_Aim of the exercise_.
Collect all lines from the listing that include the string "point".

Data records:
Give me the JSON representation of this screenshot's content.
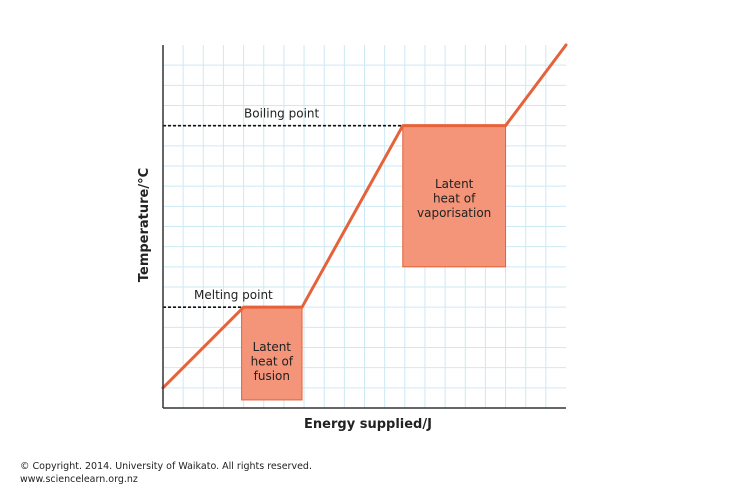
{
  "chart_data": {
    "type": "line",
    "title": "",
    "xlabel": "Energy supplied/J",
    "ylabel": "Temperature/°C",
    "xlim": [
      0,
      20
    ],
    "ylim": [
      0,
      18
    ],
    "grid": true,
    "tick_labels_shown": false,
    "series": [
      {
        "x": [
          0,
          4,
          6.9,
          11.9,
          17,
          20
        ],
        "y": [
          1,
          5,
          5,
          14,
          14,
          18
        ]
      }
    ],
    "annotations": [
      {
        "text": "Melting point",
        "kind": "reference-line",
        "y": 5,
        "x_range": [
          0,
          4
        ]
      },
      {
        "text": "Boiling point",
        "kind": "reference-line",
        "y": 14,
        "x_range": [
          0,
          11.9
        ]
      }
    ],
    "regions": [
      {
        "lines": [
          "Latent",
          "heat of",
          "fusion"
        ],
        "x_range": [
          3.9,
          6.9
        ],
        "y_range": [
          0.4,
          5
        ]
      },
      {
        "lines": [
          "Latent",
          "heat of",
          "vaporisation"
        ],
        "x_range": [
          11.9,
          17
        ],
        "y_range": [
          7,
          14
        ]
      }
    ],
    "colors": {
      "line": "#e5623a",
      "box_fill": "#f49478",
      "box_stroke": "#e3603a",
      "grid": "#cde9f5",
      "axis": "#333333",
      "reference_line": "#111111"
    }
  },
  "credits": {
    "line1": "© Copyright. 2014. University of Waikato. All rights reserved.",
    "line2": "www.sciencelearn.org.nz"
  }
}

_Correct answer_.
        "text": "Melting point",
        "text": "Boiling point",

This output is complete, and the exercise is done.